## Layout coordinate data
++++++

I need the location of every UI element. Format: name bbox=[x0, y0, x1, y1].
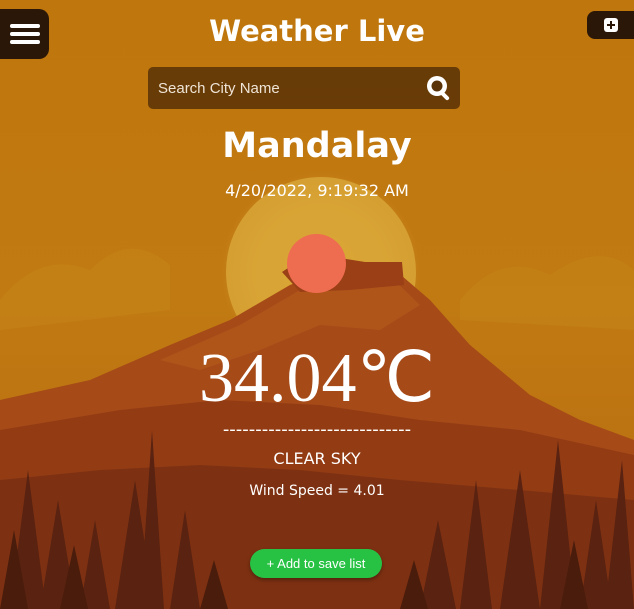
search-bar bbox=[148, 67, 460, 109]
city-name: Mandalay bbox=[222, 126, 412, 166]
weather-condition: CLEAR SKY bbox=[273, 449, 361, 468]
divider-line: ----------------------------- bbox=[222, 419, 412, 440]
date-time: 4/20/2022, 9:19:32 AM bbox=[225, 181, 409, 200]
search-input[interactable] bbox=[148, 67, 422, 109]
wind-speed: Wind Speed = 4.01 bbox=[0, 483, 634, 499]
search-icon bbox=[427, 76, 450, 101]
wind-speed-value: 4.01 bbox=[353, 483, 385, 499]
temperature: 34.04℃ bbox=[198, 340, 436, 417]
app-title: Weather Live bbox=[209, 14, 425, 48]
search-button[interactable] bbox=[422, 71, 456, 105]
add-to-save-list-button[interactable]: + Add to save list bbox=[250, 549, 382, 578]
wind-speed-label: Wind Speed = bbox=[249, 483, 354, 499]
clear-sky-sun-icon bbox=[287, 234, 346, 293]
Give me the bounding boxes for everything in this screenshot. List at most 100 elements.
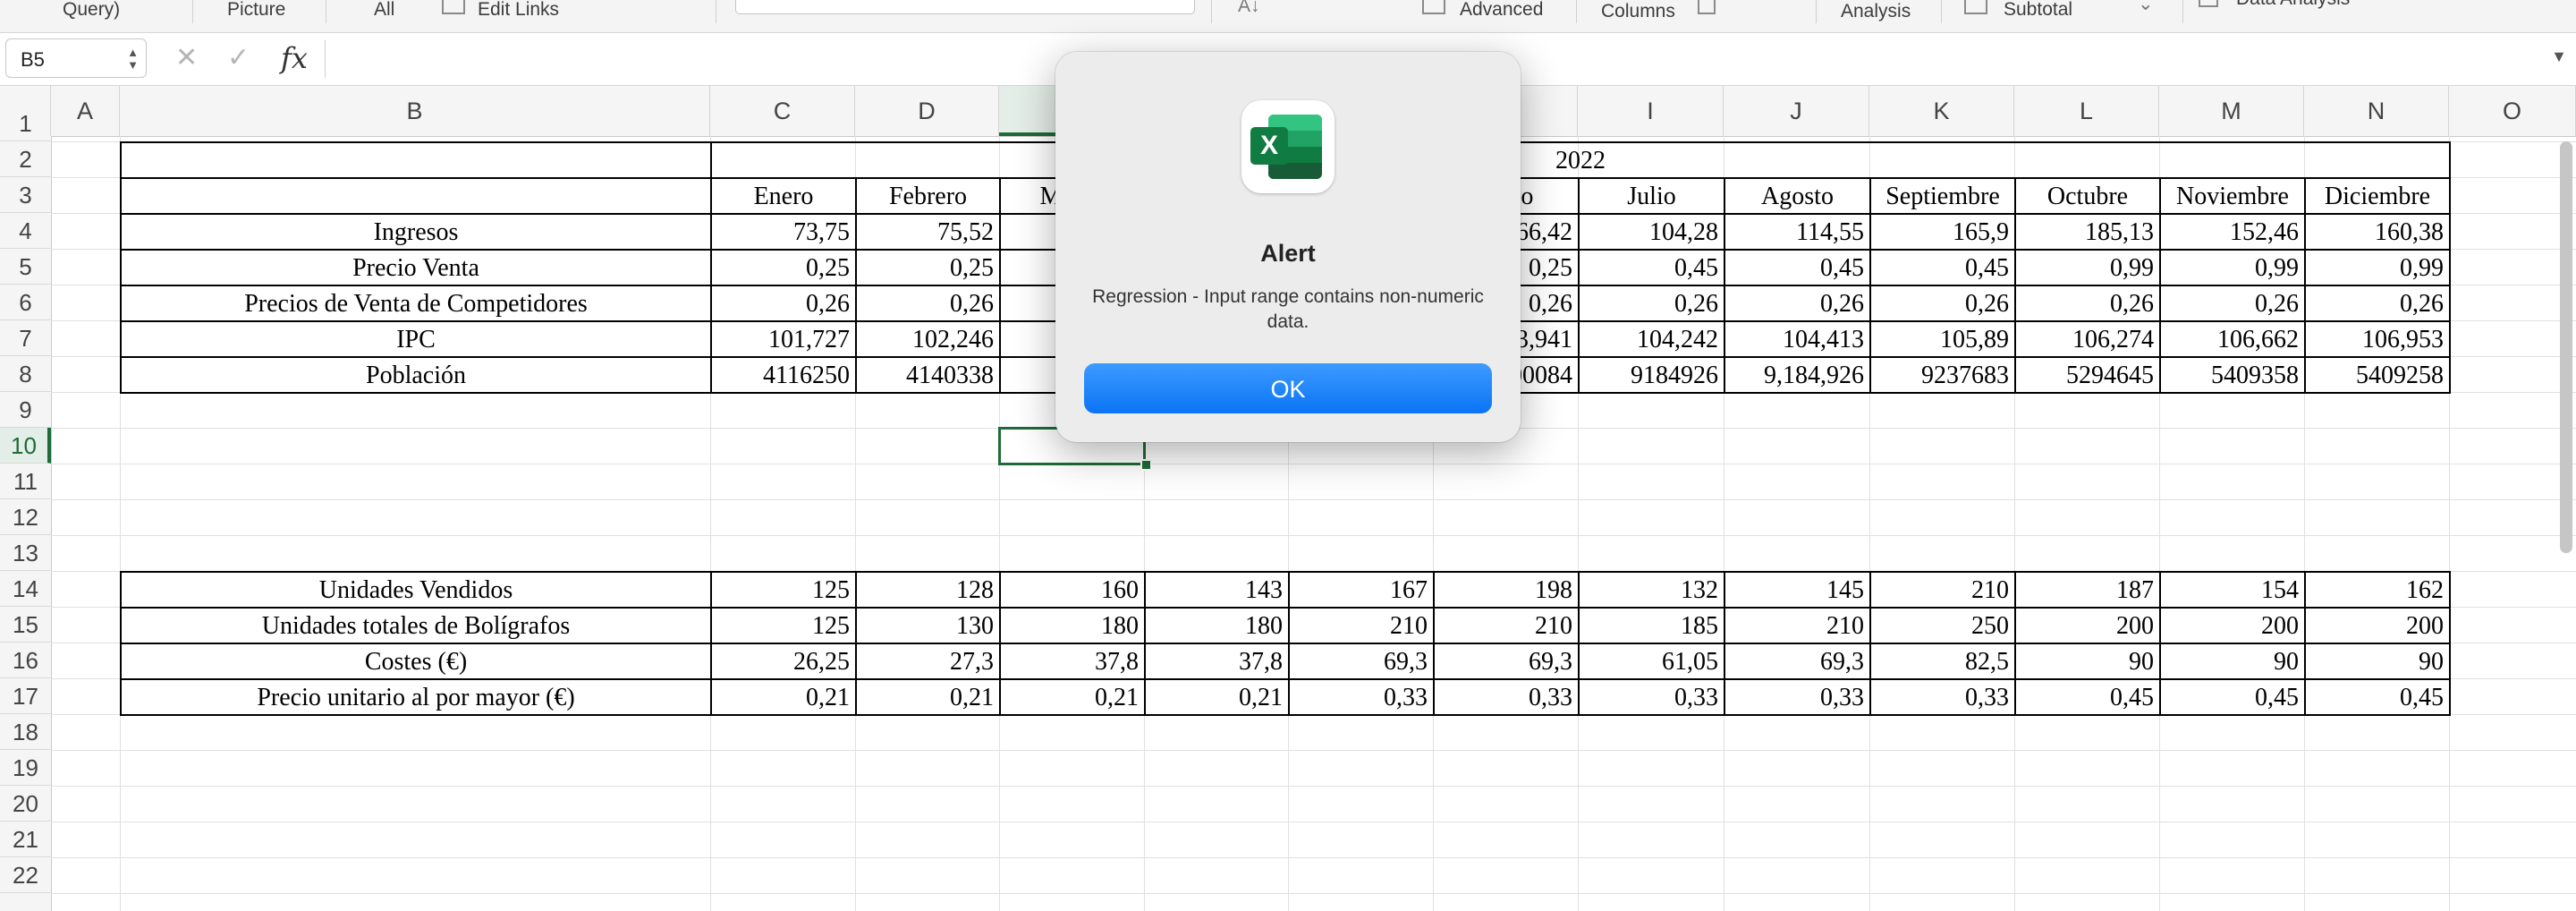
table1-cell[interactable]: 106,662 — [2159, 320, 2306, 358]
table2-cell[interactable]: 0,33 — [1724, 678, 1871, 716]
row-header-17[interactable]: 17 — [0, 678, 51, 714]
table1-cell[interactable]: 104,242 — [1578, 320, 1725, 358]
expand-formula-bar-icon[interactable]: ▼ — [2551, 47, 2567, 66]
table2-cell[interactable]: 187 — [2014, 571, 2161, 609]
table1-cell[interactable]: 165,9 — [1869, 213, 2016, 251]
row-header-8[interactable]: 8 — [0, 356, 51, 392]
table1-row-label[interactable]: Precio Venta — [120, 249, 712, 286]
column-header-j[interactable]: J — [1724, 86, 1869, 136]
table1-cell[interactable]: 101,727 — [710, 320, 857, 358]
column-header-n[interactable]: N — [2304, 86, 2449, 136]
table2-cell[interactable]: 0,21 — [999, 678, 1146, 716]
table2-cell[interactable]: 26,25 — [710, 643, 857, 680]
ribbon-subtotal-label[interactable]: Subtotal — [2004, 0, 2072, 20]
table1-cell[interactable]: 0,26 — [855, 285, 1001, 322]
table1-cell[interactable]: 104,413 — [1724, 320, 1871, 358]
insert-function-icon[interactable]: fx — [281, 40, 308, 76]
table1-cell[interactable]: 160,38 — [2304, 213, 2451, 251]
table2-cell[interactable]: 0,45 — [2014, 678, 2161, 716]
ribbon-refresh-all-label[interactable]: All — [374, 0, 394, 20]
table1-cell[interactable]: 5294645 — [2014, 356, 2161, 394]
table2-cell[interactable]: 180 — [999, 607, 1146, 644]
table2-cell[interactable]: 125 — [710, 607, 857, 644]
table1-cell[interactable]: 9,184,926 — [1724, 356, 1871, 394]
row-header-18[interactable]: 18 — [0, 714, 51, 750]
table1-cell[interactable]: 102,246 — [855, 320, 1001, 358]
table1-cell[interactable]: 105,89 — [1869, 320, 2016, 358]
table2-cell[interactable]: 198 — [1433, 571, 1580, 609]
cancel-entry-icon[interactable]: ✕ — [175, 40, 198, 76]
table2-cell[interactable]: 0,33 — [1288, 678, 1435, 716]
vertical-scrollbar[interactable] — [2560, 141, 2572, 553]
row-header-13[interactable]: 13 — [0, 535, 51, 571]
table2-cell[interactable]: 0,33 — [1869, 678, 2016, 716]
table2-cell[interactable]: 90 — [2159, 643, 2306, 680]
table2-cell[interactable]: 210 — [1869, 571, 2016, 609]
table1-cell[interactable]: 114,55 — [1724, 213, 1871, 251]
table2-cell[interactable]: 69,3 — [1724, 643, 1871, 680]
ribbon-data-type-box[interactable] — [735, 0, 1195, 14]
table1-cell[interactable]: 0,26 — [2014, 285, 2161, 322]
month-header[interactable]: Diciembre — [2304, 177, 2451, 215]
month-header[interactable]: Agosto — [1724, 177, 1871, 215]
row-header-9[interactable]: 9 — [0, 392, 51, 428]
row-header-20[interactable]: 20 — [0, 786, 51, 822]
row-header-21[interactable]: 21 — [0, 822, 51, 857]
column-header-k[interactable]: K — [1869, 86, 2014, 136]
table2-cell[interactable]: 37,8 — [1144, 643, 1290, 680]
table2-cell[interactable]: 200 — [2304, 607, 2451, 644]
column-header-i[interactable]: I — [1578, 86, 1724, 136]
table2-cell[interactable]: 180 — [1144, 607, 1290, 644]
table1-cell[interactable]: 9184926 — [1578, 356, 1725, 394]
table1-cell[interactable]: 0,25 — [855, 249, 1001, 286]
table2-row-label[interactable]: Precio unitario al por mayor (€) — [120, 678, 712, 716]
table1-cell[interactable]: 152,46 — [2159, 213, 2306, 251]
table2-cell[interactable]: 0,45 — [2304, 678, 2451, 716]
row-header-2[interactable]: 2 — [0, 141, 51, 177]
table2-cell[interactable]: 0,21 — [1144, 678, 1290, 716]
row-header-3[interactable]: 3 — [0, 177, 51, 213]
table1-cell[interactable]: 185,13 — [2014, 213, 2161, 251]
table1-year-header[interactable]: 2022 — [710, 141, 2451, 179]
table1-row-label[interactable]: IPC — [120, 320, 712, 358]
table2-cell[interactable]: 143 — [1144, 571, 1290, 609]
table2-cell[interactable]: 69,3 — [1288, 643, 1435, 680]
table2-cell[interactable]: 160 — [999, 571, 1146, 609]
table2-cell[interactable]: 154 — [2159, 571, 2306, 609]
table1-cell[interactable]: 0,99 — [2014, 249, 2161, 286]
table1-cell[interactable]: 0,26 — [1724, 285, 1871, 322]
table1-row-label[interactable]: Ingresos — [120, 213, 712, 251]
table2-cell[interactable]: 61,05 — [1578, 643, 1725, 680]
row-header-14[interactable]: 14 — [0, 571, 51, 607]
table2-cell[interactable]: 210 — [1433, 607, 1580, 644]
table1-cell[interactable]: 5409258 — [2304, 356, 2451, 394]
confirm-entry-icon[interactable]: ✓ — [227, 40, 250, 76]
table2-cell[interactable]: 145 — [1724, 571, 1871, 609]
name-box-stepper-icon[interactable]: ▲ ▼ — [127, 47, 139, 72]
row-header-10[interactable]: 10 — [0, 428, 51, 464]
row-header-6[interactable]: 6 — [0, 285, 51, 320]
table2-cell[interactable]: 167 — [1288, 571, 1435, 609]
table2-cell[interactable]: 0,21 — [855, 678, 1001, 716]
table2-cell[interactable]: 0,45 — [2159, 678, 2306, 716]
table1-row-label[interactable]: Precios de Venta de Competidores — [120, 285, 712, 322]
table1-cell[interactable]: 9237683 — [1869, 356, 2016, 394]
ribbon-picture-label[interactable]: Picture — [227, 0, 285, 20]
column-header-l[interactable]: L — [2014, 86, 2159, 136]
table2-cell[interactable]: 210 — [1724, 607, 1871, 644]
month-header[interactable]: Octubre — [2014, 177, 2161, 215]
row-header-7[interactable]: 7 — [0, 320, 51, 356]
table1-cell[interactable]: 0,26 — [2304, 285, 2451, 322]
row-header-12[interactable]: 12 — [0, 499, 51, 535]
table1-cell[interactable]: 0,45 — [1578, 249, 1725, 286]
table2-row-label[interactable]: Unidades totales de Bolígrafos — [120, 607, 712, 644]
ribbon-text-to-columns-label[interactable]: Columns — [1601, 2, 1675, 21]
column-header-a[interactable]: A — [51, 86, 120, 136]
table2-cell[interactable]: 37,8 — [999, 643, 1146, 680]
table2-cell[interactable]: 0,33 — [1433, 678, 1580, 716]
month-header[interactable]: Julio — [1578, 177, 1725, 215]
table1-cell[interactable]: 0,99 — [2304, 249, 2451, 286]
column-header-m[interactable]: M — [2159, 86, 2304, 136]
table2-cell[interactable]: 200 — [2159, 607, 2306, 644]
table2-cell[interactable]: 128 — [855, 571, 1001, 609]
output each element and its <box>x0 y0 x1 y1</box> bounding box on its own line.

++++++

## The task
In the layout coordinate data above, how many lines contain the string "ribbon"? Match case exactly and reply with the count alone.

## Task output
5